--- start Records for processing ---

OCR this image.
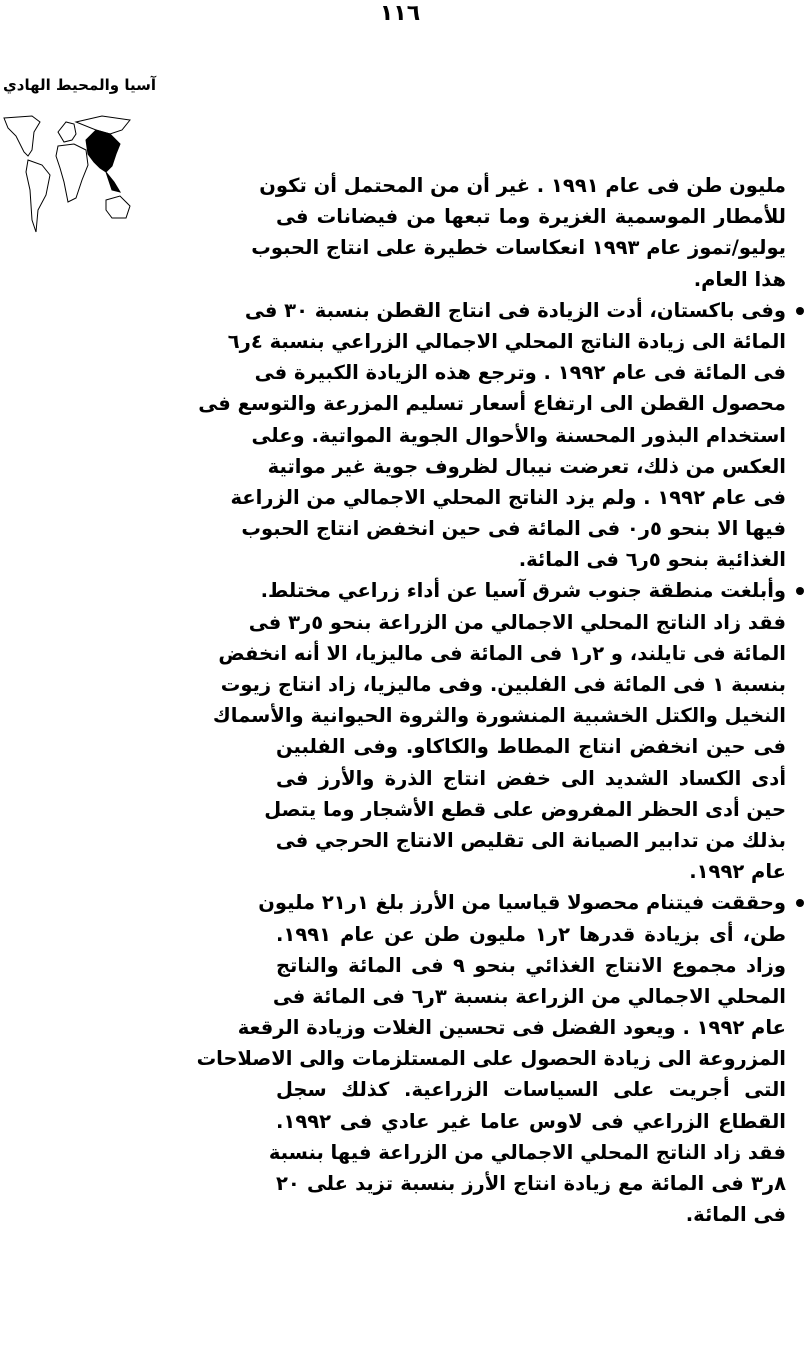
١١٦
آسيا والمحيط الهادي
مليون طن فى عام ١٩٩١ . غير أن من المحتمل أن تكون
للأمطار الموسمية الغزيرة وما تبعها من فيضانات فى
يوليو/تموز عام ١٩٩٣ انعكاسات خطيرة على انتاج الحبوب
هذا العام.
وفى باكستان، أدت الزيادة فى انتاج القطن بنسبة ٣٠ فى
المائة الى زيادة الناتج المحلي الاجمالي الزراعي بنسبة ٤ر٦
فى المائة فى عام ١٩٩٢ . وترجع هذه الزيادة الكبيرة فى
محصول القطن الى ارتفاع أسعار تسليم المزرعة والتوسع فى
استخدام البذور المحسنة والأحوال الجوية المواتية. وعلى
العكس من ذلك، تعرضت نيبال لظروف جوية غير مواتية
فى عام ١٩٩٢ . ولم يزد الناتج المحلي الاجمالي من الزراعة
فيها الا بنحو ٥ر٠ فى المائة فى حين انخفض انتاج الحبوب
الغذائية بنحو ٥ر٦ فى المائة.
وأبلغت منطقة جنوب شرق آسيا عن أداء زراعي مختلط.
فقد زاد الناتج المحلي الاجمالي من الزراعة بنحو ٥ر٣ فى
المائة فى تايلند، و ٢ر١ فى المائة فى ماليزيا، الا أنه انخفض
بنسبة ١ فى المائة فى الفلبين. وفى ماليزيا، زاد انتاج زيوت
النخيل والكتل الخشبية المنشورة والثروة الحيوانية والأسماك
فى حين انخفض انتاج المطاط والكاكاو. وفى الفلبين
أدى الكساد الشديد الى خفض انتاج الذرة والأرز فى
حين أدى الحظر المفروض على قطع الأشجار وما يتصل
بذلك من تدابير الصيانة الى تقليص الانتاج الحرجي فى
عام ١٩٩٢.
وحققت فيتنام محصولا قياسيا من الأرز بلغ ١ر٢١ مليون
طن، أى بزيادة قدرها ٢ر١ مليون طن عن عام ١٩٩١.
وزاد مجموع الانتاج الغذائي بنحو ٩ فى المائة والناتج
المحلي الاجمالي من الزراعة بنسبة ٣ر٦ فى المائة فى
عام ١٩٩٢ . ويعود الفضل فى تحسين الغلات وزيادة الرقعة
المزروعة الى زيادة الحصول على المستلزمات والى الاصلاحات
التى أجريت على السياسات الزراعية. كذلك سجل
القطاع الزراعي فى لاوس عاما غير عادي فى ١٩٩٢.
فقد زاد الناتج المحلي الاجمالي من الزراعة فيها بنسبة
٨ر٣ فى المائة مع زيادة انتاج الأرز بنسبة تزيد على ٢٠
فى المائة.
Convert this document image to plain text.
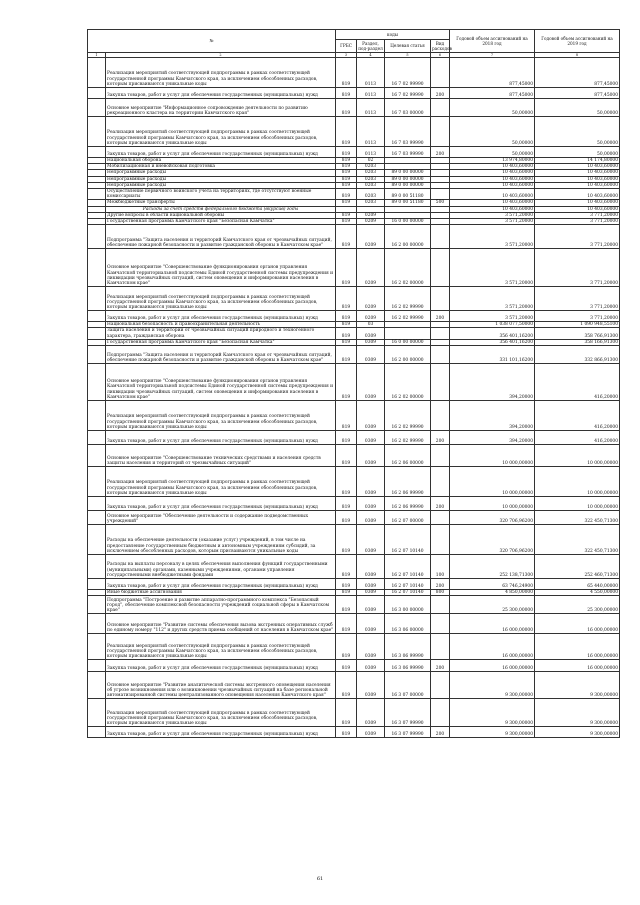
№		коды				Годовой объем ассигнований на 2018 год	Годовой объем ассигнований на 2019 год
		ГРБС	Раздел, под-раздел	Целевая статья	Вид расходов		
1	2	3	4	5	6	7	8
	Реализация мероприятий соответствующей подпрограммы в рамках соответствующей государственной программы Камчатского края, за исключением обособленных расходов, которым присваиваются уникальные коды	819	0113	16 7 02 99990		877,45000	877,45000
	Закупка товаров, работ и услуг для обеспечения государственных (муниципальных) нужд	819	0113	16 7 02 99990	200	877,45000	877,45000
	Основное мероприятие "Информационное сопровождение деятельности по развитию рекреационного кластера на территории Камчатского края"	819	0113	16 7 03 00000		50,00000	50,00000
	Реализация мероприятий соответствующей подпрограммы в рамках соответствующей государственной программы Камчатского края, за исключением обособленных расходов, которым присваиваются уникальные коды	819	0113	16 7 03 99990		50,00000	50,00000
	Закупка товаров, работ и услуг для обеспечения государственных (муниципальных) нужд	819	0113	16 7 03 99990	200	50,00000	50,00000
	Национальная оборона	819	02			13 974,80000	14 174,80000
	Мобилизационная и вневойсковая подготовка	819	0203			10 403,60000	10 403,60000
	Непрограммные расходы	819	0203	89 0 00 00000		10 403,60000	10 403,60000
	Непрограммные расходы	819	0203	89 0 00 00000		10 403,60000	10 403,60000
	Непрограммные расходы	819	0203	89 0 00 00000		10 403,60000	10 403,60000
	Осуществление первичного воинского учета на территориях, где отсутствуют военные комиссариаты	819	0203	89 0 00 51180		10 403,60000	10 403,60000
	Межбюджетные трансферты	819	0203	89 0 00 51180	500	10 403,60000	10 403,60000
	Расходы за счет средств федерального бюджета (вкурсив) годы					10 403,60000	10 403,60000
	Другие вопросы в области национальной обороны	819	0209			3 571,20000	3 771,20000
	Государственная программа Камчатского края "Безопасная Камчатка"	819	0209	16 0 00 00000		3 571,20000	3 771,20000
	Подпрограмма "Защита населения и территорий Камчатского края от чрезвычайных ситуаций, обеспечение пожарной безопасности и развитие гражданской обороны в Камчатском крае"	819	0209	16 2 00 00000		3 571,20000	3 771,20000
	Основное мероприятие "Совершенствование функционирования органов управления Камчатской территориальной подсистемы Единой государственной системы предупреждения и ликвидации чрезвычайных ситуаций, систем оповещения и информирования населения в Камчатском крае"	819	0209	16 2 02 00000		3 571,20000	3 771,20000
	Реализация мероприятий соответствующей подпрограммы в рамках соответствующей государственной программы Камчатского края, за исключением обособленных расходов, которым присваиваются уникальные коды	819	0209	16 2 02 99990		3 571,20000	3 771,20000
	Закупка товаров, работ и услуг для обеспечения государственных (муниципальных) нужд	819	0209	16 2 02 99990	200	3 571,20000	3 771,20000
	Национальная безопасность и правоохранительная деятельность	819	03			1 038 077,50000	1 090 948,55100
	Защита населения и территории от чрезвычайных ситуаций природного и техногенного характера, гражданская оборона	819	0309			356 401,16200	358 766,91300
	Государственная программа Камчатского края "Безопасная Камчатка"	819	0309	16 0 00 00000		356 401,16200	358 166,91300
	Подпрограмма "Защита населения и территорий Камчатского края от чрезвычайных ситуаций, обеспечение пожарной безопасности и развитие гражданской обороны в Камчатском крае"	819	0309	16 2 00 00000		331 101,16200	332 866,91300
	Основное мероприятие "Совершенствование функционирования органов управления Камчатской территориальной подсистемы Единой государственной системы предупреждения и ликвидации чрезвычайных ситуаций, систем оповещения и информирования населения в Камчатском крае"	819	0309	16 2 02 00000		394,20000	416,20000
	Реализация мероприятий соответствующей подпрограммы в рамках соответствующей государственной программы Камчатского края, за исключением обособленных расходов, которым присваиваются уникальные коды	819	0309	16 2 02 99990		394,20000	416,20000
	Закупка товаров, работ и услуг для обеспечения государственных (муниципальных) нужд	819	0309	16 2 02 99990	200	394,20000	416,20000
	Основное мероприятие "Совершенствование технических средствами и населения средств защиты населения и территорий от чрезвычайных ситуаций"	819	0309	16 2 06 00000		10 000,00000	10 000,00000
	Реализация мероприятий соответствующей подпрограммы в рамках соответствующей государственной программы Камчатского края, за исключением обособленных расходов, которым присваиваются уникальные коды	819	0309	16 2 06 99990		10 000,00000	10 000,00000
	Закупка товаров, работ и услуг для обеспечения государственных (муниципальных) нужд	819	0309	16 2 06 99990	200	10 000,00000	10 000,00000
	Основное мероприятие "Обеспечение деятельности и содержание подведомственных учреждений"	819	0309	16 2 07 00000		320 706,96200	322 450,71300
	Расходы на обеспечение деятельности (оказание услуг) учреждений, в том числе на предоставление государственным бюджетным и автономным учреждениям субсидий, за исключением обособленных расходов, которым присваиваются уникальные коды	819	0309	16 2 07 10140		320 706,96200	322 450,71300
	Расходы на выплаты персоналу в целях обеспечения выполнения функций государственными (муниципальными) органами, казенными учреждениями, органами управления государственными внебюджетными фондами	819	0309	16 2 07 10140	100	252 138,71300	252 460,71300
	Закупка товаров, работ и услуг для обеспечения государственных (муниципальных) нужд	819	0309	16 2 07 10140	200	63 746,24900	65 440,00000
	Иные бюджетные ассигнования	819	0309	16 2 07 10140	800	4 850,00000	4 550,00000
	Подпрограмма "Построение и развитие аппаратно-программного комплекса "Безопасный город", обеспечение комплексной безопасности учреждений социальной сферы в Камчатском крае"	819	0309	16 3 00 00000		25 300,00000	25 300,00000
	Основное мероприятие "Развитие системы обеспечения вызова экстренных оперативных служб по единому номеру "112" и других средств приема сообщений от населения в Камчатском крае"	819	0309	16 3 06 00000		16 000,00000	16 000,00000
	Реализация мероприятий соответствующей подпрограммы в рамках соответствующей государственной программы Камчатского края, за исключением обособленных расходов, которым присваиваются уникальные коды	819	0309	16 3 06 99990		16 000,00000	16 000,00000
	Закупка товаров, работ и услуг для обеспечения государственных (муниципальных) нужд	819	0309	16 3 06 99990	200	16 000,00000	16 000,00000
	Основное мероприятие "Развитие аналитической системы экстренного оповещения населения об угрозе возникновения или о возникновении чрезвычайных ситуаций на базе региональной автоматизированной системы централизованного оповещения населения Камчатского края"	819	0309	16 3 07 00000		9 300,00000	9 300,00000
	Реализация мероприятий соответствующей подпрограммы в рамках соответствующей государственной программы Камчатского края, за исключением обособленных расходов, которым присваиваются уникальные коды	819	0309	16 3 07 99990		9 300,00000	9 300,00000
	Закупка товаров, работ и услуг для обеспечения государственных (муниципальных) нужд	819	0309	16 3 07 99990	200	9 300,00000	9 300,00000
61
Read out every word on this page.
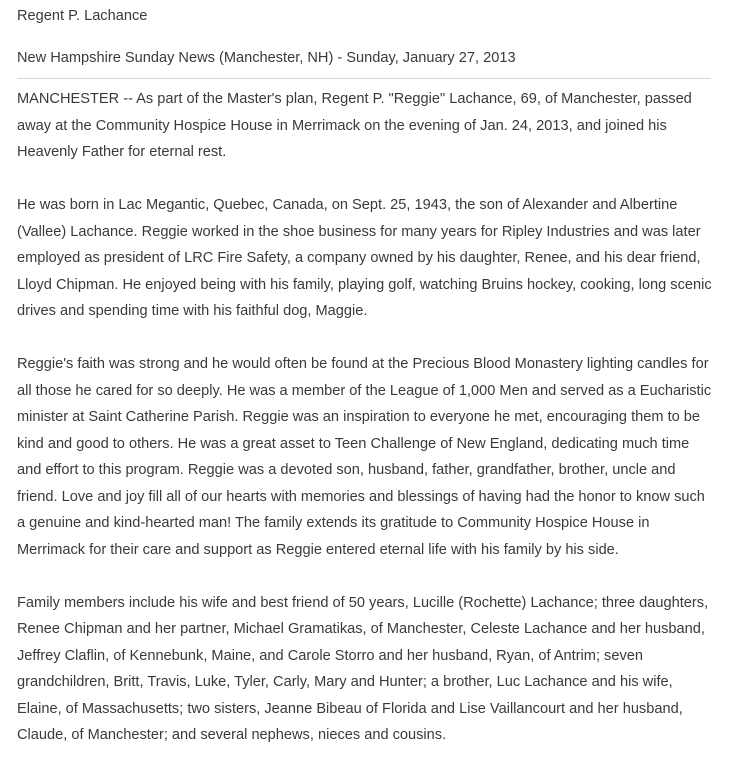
Regent P. Lachance

New Hampshire Sunday News (Manchester, NH) - Sunday, January 27, 2013

MANCHESTER -- As part of the Master's plan, Regent P. "Reggie" Lachance, 69, of Manchester, passed away at the Community Hospice House in Merrimack on the evening of Jan. 24, 2013, and joined his Heavenly Father for eternal rest.

He was born in Lac Megantic, Quebec, Canada, on Sept. 25, 1943, the son of Alexander and Albertine (Vallee) Lachance. Reggie worked in the shoe business for many years for Ripley Industries and was later employed as president of LRC Fire Safety, a company owned by his daughter, Renee, and his dear friend, Lloyd Chipman. He enjoyed being with his family, playing golf, watching Bruins hockey, cooking, long scenic drives and spending time with his faithful dog, Maggie.

Reggie's faith was strong and he would often be found at the Precious Blood Monastery lighting candles for all those he cared for so deeply. He was a member of the League of 1,000 Men and served as a Eucharistic minister at Saint Catherine Parish. Reggie was an inspiration to everyone he met, encouraging them to be kind and good to others. He was a great asset to Teen Challenge of New England, dedicating much time and effort to this program. Reggie was a devoted son, husband, father, grandfather, brother, uncle and friend. Love and joy fill all of our hearts with memories and blessings of having had the honor to know such a genuine and kind-hearted man! The family extends its gratitude to Community Hospice House in Merrimack for their care and support as Reggie entered eternal life with his family by his side.

Family members include his wife and best friend of 50 years, Lucille (Rochette) Lachance; three daughters, Renee Chipman and her partner, Michael Gramatikas, of Manchester, Celeste Lachance and her husband, Jeffrey Claflin, of Kennebunk, Maine, and Carole Storro and her husband, Ryan, of Antrim; seven grandchildren, Britt, Travis, Luke, Tyler, Carly, Mary and Hunter; a brother, Luc Lachance and his wife, Elaine, of Massachusetts; two sisters, Jeanne Bibeau of Florida and Lise Vaillancourt and her husband, Claude, of Manchester; and several nephews, nieces and cousins.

--- end Records for processing ---

Look for lines containing the string "пожарной" and copy them all.

	Подпрограмма "Защита населения и территорий Камчатского края от чрезвычайных ситуаций, обеспечение пожарной безопасности и развитие гражданской обороны в Камчатском крае"	819	0209	16 2 00 00000		3 571,20000	3 771,20000
	Подпрограмма "Защита населения и территорий Камчатского края от чрезвычайных ситуаций, обеспечение пожарной безопасности и развитие гражданской обороны в Камчатском крае"	819	0309	16 2 00 00000		331 101,16200	332 866,91300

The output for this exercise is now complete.